Written exercise = Copy every line of the material below word for word.

•••

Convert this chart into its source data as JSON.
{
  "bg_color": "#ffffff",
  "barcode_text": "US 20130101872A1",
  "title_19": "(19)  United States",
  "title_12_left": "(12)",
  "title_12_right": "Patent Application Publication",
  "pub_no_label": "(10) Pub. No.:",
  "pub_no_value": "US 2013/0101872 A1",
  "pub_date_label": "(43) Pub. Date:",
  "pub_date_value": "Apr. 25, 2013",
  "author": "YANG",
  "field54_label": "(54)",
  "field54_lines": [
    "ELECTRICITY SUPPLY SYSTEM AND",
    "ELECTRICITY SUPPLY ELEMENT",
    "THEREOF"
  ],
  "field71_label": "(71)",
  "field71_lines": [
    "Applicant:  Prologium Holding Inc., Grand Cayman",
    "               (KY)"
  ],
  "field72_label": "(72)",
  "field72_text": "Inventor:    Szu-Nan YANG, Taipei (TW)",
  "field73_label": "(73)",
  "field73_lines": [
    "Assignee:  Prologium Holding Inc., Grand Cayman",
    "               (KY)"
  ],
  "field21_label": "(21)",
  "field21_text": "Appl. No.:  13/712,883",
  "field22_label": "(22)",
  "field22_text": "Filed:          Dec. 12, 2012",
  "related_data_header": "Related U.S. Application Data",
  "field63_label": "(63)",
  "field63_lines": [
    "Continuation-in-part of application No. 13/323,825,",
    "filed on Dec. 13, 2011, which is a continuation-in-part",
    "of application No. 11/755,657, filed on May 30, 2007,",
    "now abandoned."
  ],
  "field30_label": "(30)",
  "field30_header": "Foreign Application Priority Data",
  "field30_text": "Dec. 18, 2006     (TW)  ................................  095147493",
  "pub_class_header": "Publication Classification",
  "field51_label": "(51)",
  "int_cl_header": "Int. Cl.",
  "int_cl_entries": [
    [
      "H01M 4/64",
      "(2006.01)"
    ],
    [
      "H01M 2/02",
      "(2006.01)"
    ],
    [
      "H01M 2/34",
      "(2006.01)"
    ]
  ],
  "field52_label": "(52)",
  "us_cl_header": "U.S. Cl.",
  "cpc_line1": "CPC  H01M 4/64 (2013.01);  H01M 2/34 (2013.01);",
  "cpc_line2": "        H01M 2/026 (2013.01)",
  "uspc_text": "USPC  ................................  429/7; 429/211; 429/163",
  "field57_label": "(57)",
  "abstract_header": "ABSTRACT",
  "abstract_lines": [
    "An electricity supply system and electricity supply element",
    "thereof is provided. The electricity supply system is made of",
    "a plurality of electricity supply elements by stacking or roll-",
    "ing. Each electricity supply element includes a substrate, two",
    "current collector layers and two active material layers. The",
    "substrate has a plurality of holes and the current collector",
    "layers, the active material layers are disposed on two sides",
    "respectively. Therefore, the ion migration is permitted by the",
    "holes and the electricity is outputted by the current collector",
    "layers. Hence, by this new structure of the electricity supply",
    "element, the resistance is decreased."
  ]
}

•••

Answer =
Convert this chart into its source data as JSON.
{
  "bg_color": "#ffffff",
  "barcode_text": "US 20130101872A1",
  "title_19": "(19)  United States",
  "title_12_left": "(12)",
  "title_12_right": "Patent Application Publication",
  "pub_no_label": "(10) Pub. No.:",
  "pub_no_value": "US 2013/0101872 A1",
  "pub_date_label": "(43) Pub. Date:",
  "pub_date_value": "Apr. 25, 2013",
  "author": "YANG",
  "field54_label": "(54)",
  "field54_lines": [
    "ELECTRICITY SUPPLY SYSTEM AND",
    "ELECTRICITY SUPPLY ELEMENT",
    "THEREOF"
  ],
  "field71_label": "(71)",
  "field71_lines": [
    "Applicant:  Prologium Holding Inc., Grand Cayman",
    "               (KY)"
  ],
  "field72_label": "(72)",
  "field72_text": "Inventor:    Szu-Nan YANG, Taipei (TW)",
  "field73_label": "(73)",
  "field73_lines": [
    "Assignee:  Prologium Holding Inc., Grand Cayman",
    "               (KY)"
  ],
  "field21_label": "(21)",
  "field21_text": "Appl. No.:  13/712,883",
  "field22_label": "(22)",
  "field22_text": "Filed:          Dec. 12, 2012",
  "related_data_header": "Related U.S. Application Data",
  "field63_label": "(63)",
  "field63_lines": [
    "Continuation-in-part of application No. 13/323,825,",
    "filed on Dec. 13, 2011, which is a continuation-in-part",
    "of application No. 11/755,657, filed on May 30, 2007,",
    "now abandoned."
  ],
  "field30_label": "(30)",
  "field30_header": "Foreign Application Priority Data",
  "field30_text": "Dec. 18, 2006     (TW)  ................................  095147493",
  "pub_class_header": "Publication Classification",
  "field51_label": "(51)",
  "int_cl_header": "Int. Cl.",
  "int_cl_entries": [
    [
      "H01M 4/64",
      "(2006.01)"
    ],
    [
      "H01M 2/02",
      "(2006.01)"
    ],
    [
      "H01M 2/34",
      "(2006.01)"
    ]
  ],
  "field52_label": "(52)",
  "us_cl_header": "U.S. Cl.",
  "cpc_line1": "CPC  H01M 4/64 (2013.01);  H01M 2/34 (2013.01);",
  "cpc_line2": "        H01M 2/026 (2013.01)",
  "uspc_text": "USPC  ................................  429/7; 429/211; 429/163",
  "field57_label": "(57)",
  "abstract_header": "ABSTRACT",
  "abstract_lines": [
    "An electricity supply system and electricity supply element",
    "thereof is provided. The electricity supply system is made of",
    "a plurality of electricity supply elements by stacking or roll-",
    "ing. Each electricity supply element includes a substrate, two",
    "current collector layers and two active material layers. The",
    "substrate has a plurality of holes and the current collector",
    "layers, the active material layers are disposed on two sides",
    "respectively. Therefore, the ion migration is permitted by the",
    "holes and the electricity is outputted by the current collector",
    "layers. Hence, by this new structure of the electricity supply",
    "element, the resistance is decreased."
  ]
}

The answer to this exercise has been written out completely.